WHAT TO DO:
Transcribe the stretch of the listing from the line containing "web-ellipse [445, 263, 535, 323]" through the line containing "node-label: Web [475, 283, 505, 303]", copying each line verbatim.

──────

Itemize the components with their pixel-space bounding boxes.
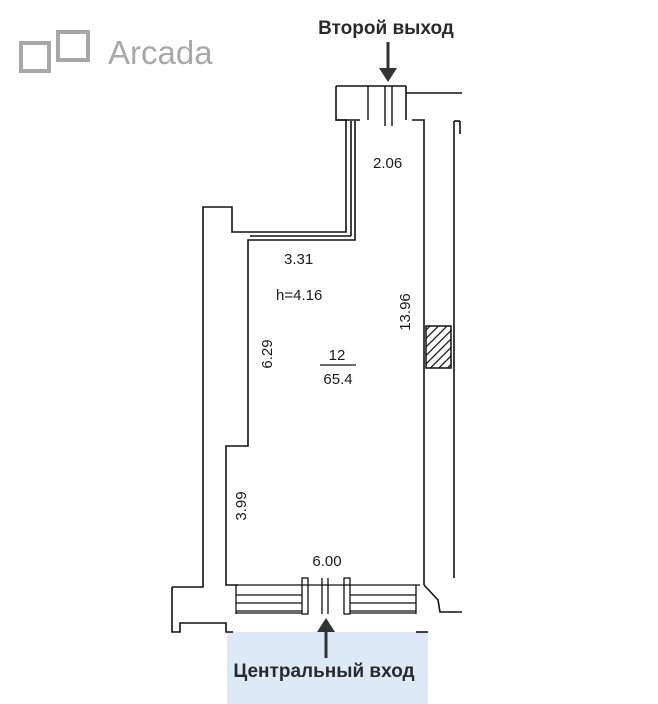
room-number: 12 xyxy=(329,347,346,364)
main-entrance-label: Центральный вход xyxy=(233,661,414,682)
dim-left-lower: 3.99 xyxy=(233,491,250,520)
dim-left-upper: 6.29 xyxy=(259,339,276,368)
main-entrance-door xyxy=(235,577,420,615)
dim-right-wall: 13.96 xyxy=(397,293,414,331)
second-exit-door xyxy=(367,86,393,126)
logo-text: Arcada xyxy=(108,34,213,71)
ceiling-height: h=4.16 xyxy=(276,287,322,304)
walls xyxy=(171,85,462,633)
second-exit-arrow-icon xyxy=(379,42,397,82)
room-area: 65.4 xyxy=(323,371,352,388)
dim-top-notch: 2.06 xyxy=(373,155,402,172)
hatched-column xyxy=(425,325,452,369)
dim-step: 3.31 xyxy=(284,251,313,268)
dim-bottom: 6.00 xyxy=(312,553,341,570)
main-entrance-arrow-icon xyxy=(317,618,335,658)
arcada-logo-icon xyxy=(19,30,90,73)
second-exit-label: Второй выход xyxy=(318,18,454,39)
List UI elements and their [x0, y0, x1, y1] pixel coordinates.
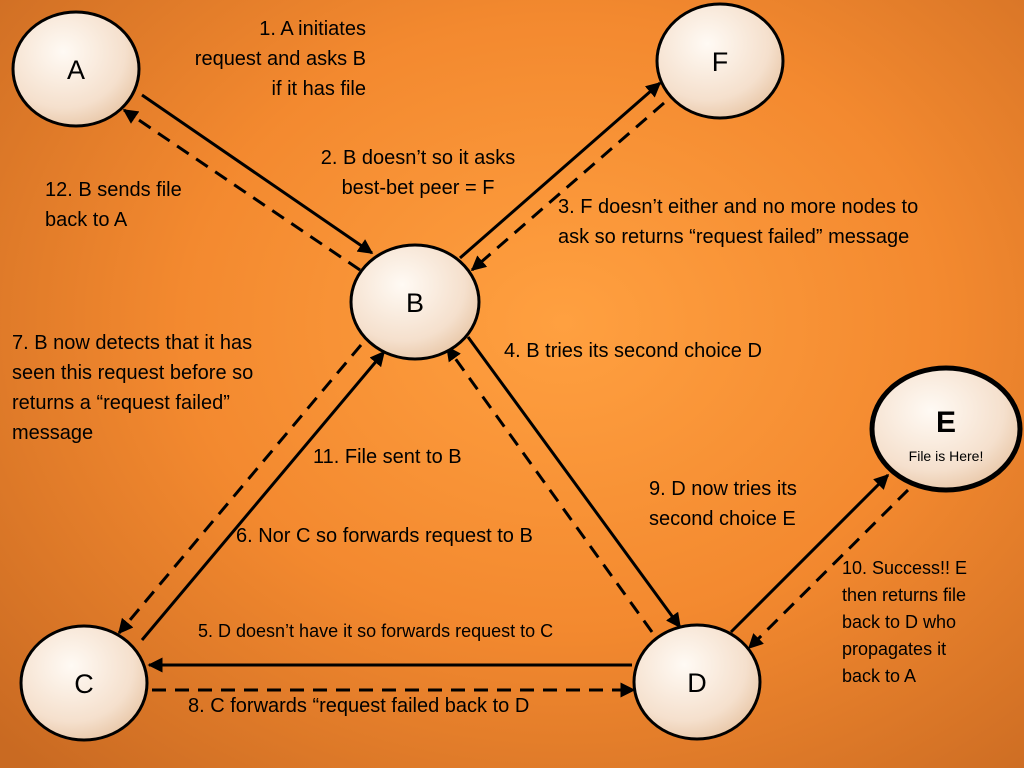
step-3-note: 3. F doesn’t either and no more nodes to…: [558, 196, 919, 248]
edge-b-to-d: [466, 336, 682, 629]
node-a-label: A: [67, 55, 85, 85]
node-d-label: D: [687, 668, 707, 698]
edge-c-to-b: [140, 350, 386, 641]
edge-a-to-b: [141, 93, 374, 255]
step-2-note: 2. B doesn’t so it asks best-bet peer = …: [320, 147, 516, 199]
step-1-note: 1. A initiates request and asks B if it …: [194, 18, 366, 100]
node-e: E File is Here!: [869, 365, 1023, 493]
node-c-label: C: [74, 669, 94, 699]
node-f: F: [655, 2, 785, 120]
edge-d-to-b: [445, 345, 654, 633]
node-d: D: [632, 623, 762, 741]
node-f-label: F: [712, 47, 729, 77]
step-10-note: 10. Success!! E then returns file back t…: [842, 558, 968, 686]
step-4-note: 4. B tries its second choice D: [504, 340, 762, 362]
node-c: C: [19, 624, 149, 742]
step-7-note: 7. B now detects that it has seen this r…: [12, 332, 254, 444]
edge-b-to-f: [459, 81, 662, 260]
step-11-note: 11. File sent to B: [313, 446, 462, 468]
node-b-label: B: [406, 288, 424, 318]
nodes-group: A F B C D E File is Here!: [11, 2, 1023, 742]
edges-group: [117, 81, 910, 698]
step-12-note: 12. B sends file back to A: [45, 179, 182, 231]
node-e-label: E: [936, 406, 956, 439]
step-9-note: 9. D now tries its second choice E: [649, 478, 797, 530]
edge-b-to-a: [122, 108, 361, 272]
edge-d-to-e: [729, 473, 890, 634]
node-a: A: [11, 10, 141, 128]
edge-b-to-c: [117, 344, 363, 635]
step-5-note: 5. D doesn’t have it so forwards request…: [198, 621, 554, 641]
edge-e-to-d: [747, 488, 910, 650]
edge-f-to-b: [470, 101, 665, 272]
node-e-sublabel: File is Here!: [909, 448, 984, 464]
step-6-note: 6. Nor C so forwards request to B: [236, 525, 533, 547]
node-b: B: [349, 243, 481, 361]
step-8-note: 8. C forwards “request failed back to D: [188, 695, 530, 717]
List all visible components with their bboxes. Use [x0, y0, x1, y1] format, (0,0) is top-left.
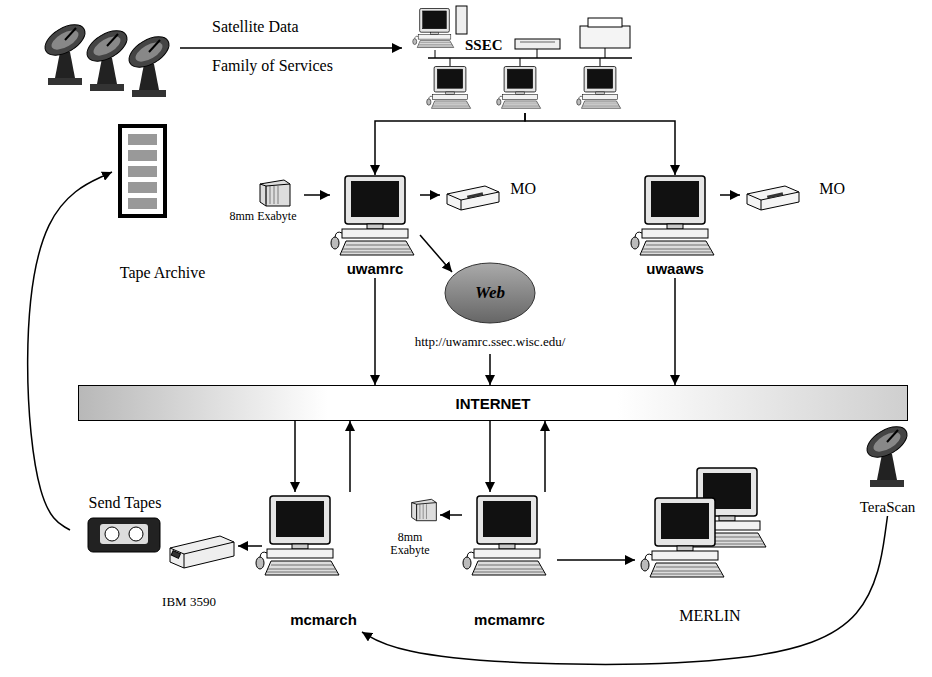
web-ellipse [445, 263, 535, 323]
node-label: MERLIN [679, 607, 740, 625]
connector-arrow [294, 421, 296, 492]
node-label: Tape Archive [120, 264, 206, 282]
connector-arrow [349, 421, 351, 492]
workstation: mcmamrc [462, 492, 557, 630]
connector-arrow [440, 514, 462, 516]
connector-arrow [28, 172, 112, 530]
node-label: Web [475, 283, 505, 303]
send-tapes: Send Tapes [70, 492, 180, 557]
node-label: MO [510, 180, 536, 198]
arrow-label: Family of Services [212, 57, 333, 75]
node-label: mcmarch [290, 611, 357, 628]
connector-arrow [375, 113, 525, 175]
satellite-dish: TeraScan [845, 418, 930, 516]
exabyte-drive [260, 180, 290, 206]
node-label: uwamrc [347, 260, 404, 277]
node-label: IBM 3590 [162, 594, 216, 610]
workstation: mcmarch [262, 492, 385, 630]
tape-drive: IBM 3590 [140, 532, 238, 610]
mo-drive [447, 186, 499, 210]
uwaaws-computer [631, 176, 714, 255]
ibm-3590-drive [170, 536, 234, 568]
connector-arrow [362, 516, 888, 664]
mcmarch-computer [256, 496, 339, 575]
connector-arrow [720, 194, 740, 196]
ssec-network: SSEC [405, 5, 645, 113]
workstation: uwaaws [630, 175, 720, 278]
ssec-network [413, 6, 632, 108]
connector-arrow [489, 421, 491, 492]
merlin-computer [641, 498, 724, 577]
satellite-arrow [180, 47, 402, 49]
mcmamrc-computer [463, 496, 546, 575]
node-sublabel: http://uwamrc.ssec.wisc.edu/ [415, 334, 566, 350]
workstation-cluster: MERLIN [635, 465, 785, 625]
web-node: Web http://uwamrc.ssec.wisc.edu/ [380, 262, 600, 354]
exabyte-drive [412, 499, 437, 520]
node-label: mcmamrc [474, 611, 545, 628]
connector-arrow [238, 545, 262, 547]
tape-archive: Tape Archive [100, 122, 225, 282]
tape-drive: 8mm Exabyte [222, 178, 304, 224]
satellite-dishes [40, 19, 174, 97]
connector-arrow [557, 559, 635, 561]
arrow-label: Satellite Data [212, 18, 299, 36]
node-label: INTERNET [456, 395, 531, 412]
connector-arrow [374, 278, 376, 385]
node-label: TeraScan [860, 499, 916, 516]
mo-drive [747, 186, 799, 210]
connector-arrow [674, 278, 676, 385]
connector-arrow [525, 113, 675, 175]
node-label: Send Tapes [89, 494, 162, 512]
terascan-dish [862, 421, 912, 487]
connector-arrow [489, 354, 491, 385]
connector-arrow [544, 421, 546, 492]
connector-arrow [304, 194, 330, 196]
uwamrc-computer [331, 176, 414, 255]
workstation: uwamrc [330, 175, 420, 278]
connector-arrow [420, 235, 452, 272]
mo-drive: MO [740, 178, 865, 214]
tape-archive-rack [120, 126, 165, 216]
node-label: uwaaws [646, 260, 704, 277]
connector-arrow [420, 194, 440, 196]
node-label: SSEC [465, 37, 503, 54]
node-label: MO [819, 180, 845, 198]
node-label: 8mm Exabyte [384, 531, 436, 557]
node-label: 8mm Exabyte [230, 209, 297, 224]
tape-drive: 8mm Exabyte [380, 495, 440, 557]
mo-drive: MO [440, 178, 540, 214]
internet-band: INTERNET [78, 385, 908, 421]
tape-cassette [88, 518, 160, 552]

──────

FINAL RESULT:
web-ellipse [445, 263, 535, 323]
node-label: MERLIN [679, 607, 740, 625]
connector-arrow [294, 421, 296, 492]
node-label: Tape Archive [120, 264, 206, 282]
connector-arrow [349, 421, 351, 492]
workstation: mcmamrc [462, 492, 557, 630]
connector-arrow [440, 514, 462, 516]
connector-arrow [28, 172, 112, 530]
node-label: Web [475, 283, 505, 303]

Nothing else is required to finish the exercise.